Show all lines from the listing below that contain "name".

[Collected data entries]

▼▼▼

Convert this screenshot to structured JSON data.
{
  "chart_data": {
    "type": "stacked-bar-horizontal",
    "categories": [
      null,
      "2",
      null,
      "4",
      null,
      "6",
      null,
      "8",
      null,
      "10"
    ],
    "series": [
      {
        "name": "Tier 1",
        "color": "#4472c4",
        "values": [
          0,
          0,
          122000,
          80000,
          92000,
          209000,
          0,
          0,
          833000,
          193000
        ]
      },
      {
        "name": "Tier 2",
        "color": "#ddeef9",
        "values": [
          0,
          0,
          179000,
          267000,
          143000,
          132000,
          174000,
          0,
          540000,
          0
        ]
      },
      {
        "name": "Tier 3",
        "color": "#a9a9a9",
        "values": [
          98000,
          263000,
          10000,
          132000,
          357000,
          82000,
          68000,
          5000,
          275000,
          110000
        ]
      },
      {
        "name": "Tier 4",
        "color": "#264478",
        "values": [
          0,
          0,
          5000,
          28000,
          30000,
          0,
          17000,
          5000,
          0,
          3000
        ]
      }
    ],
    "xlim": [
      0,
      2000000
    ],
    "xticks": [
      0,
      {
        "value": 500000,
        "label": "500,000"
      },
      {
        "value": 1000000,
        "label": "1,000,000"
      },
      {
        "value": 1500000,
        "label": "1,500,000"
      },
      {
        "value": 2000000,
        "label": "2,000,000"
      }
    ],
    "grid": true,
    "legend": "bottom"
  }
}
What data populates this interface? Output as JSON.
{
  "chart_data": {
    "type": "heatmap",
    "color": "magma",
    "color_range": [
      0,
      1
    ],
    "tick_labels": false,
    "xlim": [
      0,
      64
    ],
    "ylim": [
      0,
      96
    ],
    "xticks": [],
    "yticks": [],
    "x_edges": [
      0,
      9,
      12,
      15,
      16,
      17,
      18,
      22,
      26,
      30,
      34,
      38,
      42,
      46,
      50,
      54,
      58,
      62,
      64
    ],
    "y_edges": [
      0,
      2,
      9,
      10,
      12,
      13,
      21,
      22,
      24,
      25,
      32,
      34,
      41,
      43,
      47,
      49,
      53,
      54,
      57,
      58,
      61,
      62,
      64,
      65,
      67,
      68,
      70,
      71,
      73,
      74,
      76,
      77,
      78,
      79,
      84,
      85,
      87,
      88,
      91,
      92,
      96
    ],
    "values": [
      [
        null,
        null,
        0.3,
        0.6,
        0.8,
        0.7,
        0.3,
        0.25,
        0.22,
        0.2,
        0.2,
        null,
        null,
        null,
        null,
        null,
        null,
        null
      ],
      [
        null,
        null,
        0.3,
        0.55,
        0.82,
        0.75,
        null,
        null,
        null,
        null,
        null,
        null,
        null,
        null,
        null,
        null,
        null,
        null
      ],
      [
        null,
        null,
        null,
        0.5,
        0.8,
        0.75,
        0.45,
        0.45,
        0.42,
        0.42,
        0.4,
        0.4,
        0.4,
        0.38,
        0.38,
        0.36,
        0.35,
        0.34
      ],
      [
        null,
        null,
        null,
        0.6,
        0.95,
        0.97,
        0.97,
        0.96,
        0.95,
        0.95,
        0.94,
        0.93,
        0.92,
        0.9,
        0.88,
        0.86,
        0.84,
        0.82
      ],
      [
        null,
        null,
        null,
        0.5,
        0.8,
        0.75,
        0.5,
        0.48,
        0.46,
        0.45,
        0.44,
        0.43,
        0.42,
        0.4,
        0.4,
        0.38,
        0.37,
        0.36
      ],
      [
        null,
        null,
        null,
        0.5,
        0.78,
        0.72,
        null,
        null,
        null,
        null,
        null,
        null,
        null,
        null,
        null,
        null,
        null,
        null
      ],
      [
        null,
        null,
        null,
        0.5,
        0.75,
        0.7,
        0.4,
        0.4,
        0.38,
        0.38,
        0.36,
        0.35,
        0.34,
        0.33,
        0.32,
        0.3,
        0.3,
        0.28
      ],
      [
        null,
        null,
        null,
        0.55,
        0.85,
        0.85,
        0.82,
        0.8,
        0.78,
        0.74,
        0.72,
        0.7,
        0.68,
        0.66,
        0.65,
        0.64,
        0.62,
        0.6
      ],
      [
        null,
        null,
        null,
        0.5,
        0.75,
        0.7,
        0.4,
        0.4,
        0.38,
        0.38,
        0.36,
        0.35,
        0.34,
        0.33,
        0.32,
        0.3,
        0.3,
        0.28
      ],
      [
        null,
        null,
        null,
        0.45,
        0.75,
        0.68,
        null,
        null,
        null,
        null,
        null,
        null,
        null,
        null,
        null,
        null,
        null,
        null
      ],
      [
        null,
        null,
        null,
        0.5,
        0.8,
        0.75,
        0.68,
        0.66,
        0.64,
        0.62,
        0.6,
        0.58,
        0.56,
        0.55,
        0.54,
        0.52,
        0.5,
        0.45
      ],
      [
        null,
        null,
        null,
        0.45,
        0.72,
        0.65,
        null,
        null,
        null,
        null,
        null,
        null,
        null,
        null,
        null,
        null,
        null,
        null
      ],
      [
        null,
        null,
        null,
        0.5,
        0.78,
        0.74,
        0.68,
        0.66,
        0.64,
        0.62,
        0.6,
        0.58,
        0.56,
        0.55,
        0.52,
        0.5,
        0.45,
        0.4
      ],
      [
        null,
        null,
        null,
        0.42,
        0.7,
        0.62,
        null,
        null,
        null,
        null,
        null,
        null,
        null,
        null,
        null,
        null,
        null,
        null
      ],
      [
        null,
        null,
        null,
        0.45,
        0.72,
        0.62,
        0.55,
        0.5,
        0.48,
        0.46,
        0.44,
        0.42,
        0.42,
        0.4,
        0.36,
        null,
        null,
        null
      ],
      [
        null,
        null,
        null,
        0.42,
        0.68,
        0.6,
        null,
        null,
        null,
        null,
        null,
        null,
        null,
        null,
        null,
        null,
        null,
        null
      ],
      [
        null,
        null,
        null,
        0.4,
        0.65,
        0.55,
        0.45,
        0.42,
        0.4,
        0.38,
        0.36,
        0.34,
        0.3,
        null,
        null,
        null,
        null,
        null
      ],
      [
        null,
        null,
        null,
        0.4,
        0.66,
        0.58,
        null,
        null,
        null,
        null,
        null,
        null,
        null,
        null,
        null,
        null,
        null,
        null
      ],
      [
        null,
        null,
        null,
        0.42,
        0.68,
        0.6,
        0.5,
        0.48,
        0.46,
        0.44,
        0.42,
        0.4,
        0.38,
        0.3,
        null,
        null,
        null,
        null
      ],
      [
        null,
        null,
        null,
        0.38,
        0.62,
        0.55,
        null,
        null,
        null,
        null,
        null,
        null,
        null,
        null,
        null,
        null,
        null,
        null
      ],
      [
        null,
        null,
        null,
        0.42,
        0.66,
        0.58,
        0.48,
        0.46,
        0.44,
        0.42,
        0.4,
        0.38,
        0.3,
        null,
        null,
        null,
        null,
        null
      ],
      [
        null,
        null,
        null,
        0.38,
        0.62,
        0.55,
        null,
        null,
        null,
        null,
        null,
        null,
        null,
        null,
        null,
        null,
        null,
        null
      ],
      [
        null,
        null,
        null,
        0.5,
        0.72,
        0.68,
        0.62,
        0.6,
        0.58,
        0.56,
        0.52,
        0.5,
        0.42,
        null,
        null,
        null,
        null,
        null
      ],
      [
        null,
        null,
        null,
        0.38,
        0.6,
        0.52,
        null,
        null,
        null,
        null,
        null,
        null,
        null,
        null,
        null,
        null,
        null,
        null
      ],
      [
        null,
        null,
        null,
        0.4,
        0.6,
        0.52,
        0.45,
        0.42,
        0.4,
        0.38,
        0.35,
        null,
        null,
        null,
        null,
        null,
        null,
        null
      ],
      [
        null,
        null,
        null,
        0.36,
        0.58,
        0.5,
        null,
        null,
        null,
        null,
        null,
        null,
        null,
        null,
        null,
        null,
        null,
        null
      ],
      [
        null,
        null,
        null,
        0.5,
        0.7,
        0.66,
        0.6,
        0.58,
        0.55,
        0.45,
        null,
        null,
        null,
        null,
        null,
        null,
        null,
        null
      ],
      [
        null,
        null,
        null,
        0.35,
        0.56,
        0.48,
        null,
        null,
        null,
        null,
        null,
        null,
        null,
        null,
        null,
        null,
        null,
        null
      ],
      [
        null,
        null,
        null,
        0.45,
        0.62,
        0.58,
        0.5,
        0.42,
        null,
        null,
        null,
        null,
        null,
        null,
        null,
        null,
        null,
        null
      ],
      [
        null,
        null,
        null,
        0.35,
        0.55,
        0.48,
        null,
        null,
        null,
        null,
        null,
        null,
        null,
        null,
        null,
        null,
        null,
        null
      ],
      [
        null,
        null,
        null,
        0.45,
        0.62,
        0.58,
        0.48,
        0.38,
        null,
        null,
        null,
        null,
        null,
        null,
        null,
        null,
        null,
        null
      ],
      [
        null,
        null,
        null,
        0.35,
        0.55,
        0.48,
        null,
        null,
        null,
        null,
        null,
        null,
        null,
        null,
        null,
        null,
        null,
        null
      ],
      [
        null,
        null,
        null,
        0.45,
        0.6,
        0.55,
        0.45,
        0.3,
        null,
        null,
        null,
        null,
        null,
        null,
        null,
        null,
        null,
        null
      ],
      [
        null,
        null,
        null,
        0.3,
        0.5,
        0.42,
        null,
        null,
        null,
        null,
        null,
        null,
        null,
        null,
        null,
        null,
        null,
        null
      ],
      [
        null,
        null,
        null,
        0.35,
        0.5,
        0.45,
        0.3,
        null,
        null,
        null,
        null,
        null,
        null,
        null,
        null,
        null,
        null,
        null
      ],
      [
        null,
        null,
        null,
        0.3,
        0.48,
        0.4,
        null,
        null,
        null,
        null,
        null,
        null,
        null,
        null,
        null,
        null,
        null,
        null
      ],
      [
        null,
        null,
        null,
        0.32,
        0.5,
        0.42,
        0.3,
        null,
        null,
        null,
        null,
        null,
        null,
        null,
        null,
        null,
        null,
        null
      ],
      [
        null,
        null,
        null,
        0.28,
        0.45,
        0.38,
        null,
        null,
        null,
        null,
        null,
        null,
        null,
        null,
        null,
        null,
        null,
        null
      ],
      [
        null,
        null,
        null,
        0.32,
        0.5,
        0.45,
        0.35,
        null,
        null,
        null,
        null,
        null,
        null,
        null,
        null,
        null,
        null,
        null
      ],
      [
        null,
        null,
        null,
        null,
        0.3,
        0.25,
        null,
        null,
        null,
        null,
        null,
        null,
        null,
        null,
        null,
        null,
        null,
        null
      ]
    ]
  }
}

▲▲▲

» REPLY
        "name": "Tier 1",
        "name": "Tier 2",
        "name": "Tier 3",
        "name": "Tier 4",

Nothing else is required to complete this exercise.